Required task = Can you transcribe every line exactly and leave the pictures behind?

Start of Listed entries

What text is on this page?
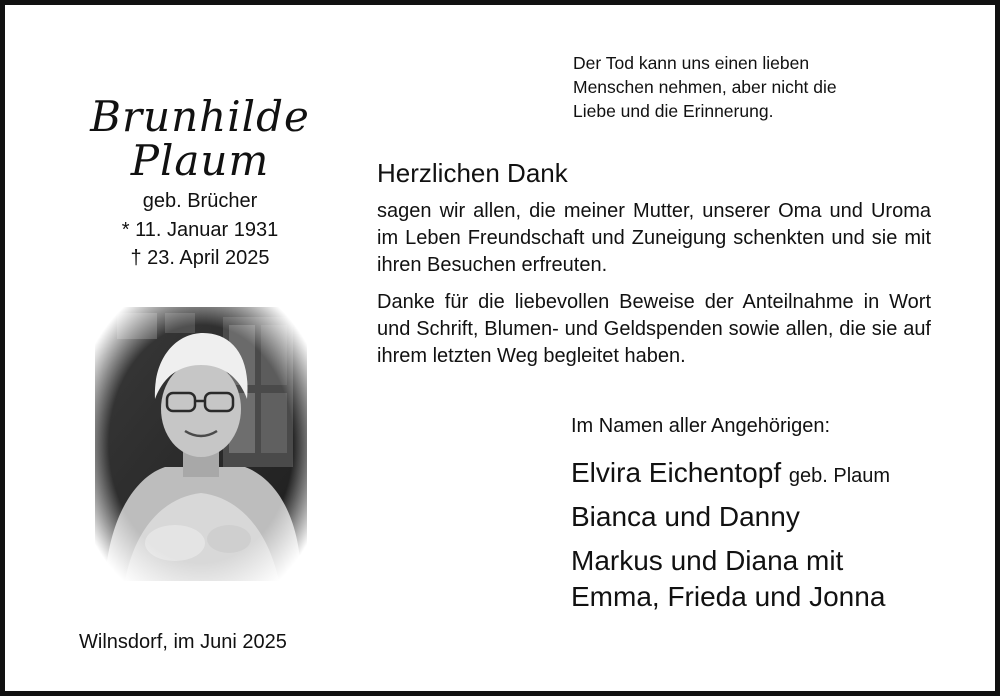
Brunhilde
Plaum
geb. Brücher
* 11. Januar 1931
† 23. April 2025
Wilnsdorf, im Juni 2025
Der Tod kann uns einen lieben
Menschen nehmen, aber nicht die
Liebe und die Erinnerung.
Herzlichen Dank
sagen wir allen, die meiner Mutter, unserer Oma und Uroma im Leben Freundschaft und Zuneigung schenkten und sie mit ihren Besuchen erfreuten.
Danke für die liebevollen Beweise der Anteilnahme in Wort und Schrift, Blumen- und Geldspenden sowie allen, die sie auf ihrem letzten Weg begleitet haben.
Im Namen aller Angehörigen:
Elvira Eichentopf geb. Plaum
Bianca und Danny
Markus und Diana mit
Emma, Frieda und Jonna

End of Listed entries

Finished exercise =
What text is on this page?
Brunhilde
Plaum
geb. Brücher
* 11. Januar 1931
† 23. April 2025
Wilnsdorf, im Juni 2025
Der Tod kann uns einen lieben
Menschen nehmen, aber nicht die
Liebe und die Erinnerung.
Herzlichen Dank
sagen wir allen, die meiner Mutter, unserer Oma und Uroma im Leben Freundschaft und Zuneigung schenkten und sie mit ihren Besuchen erfreuten.
Danke für die liebevollen Beweise der Anteilnahme in Wort und Schrift, Blumen- und Geldspenden sowie allen, die sie auf ihrem letzten Weg begleitet haben.
Im Namen aller Angehörigen:
Elvira Eichentopf geb. Plaum
Bianca und Danny
Markus und Diana mit
Emma, Frieda und Jonna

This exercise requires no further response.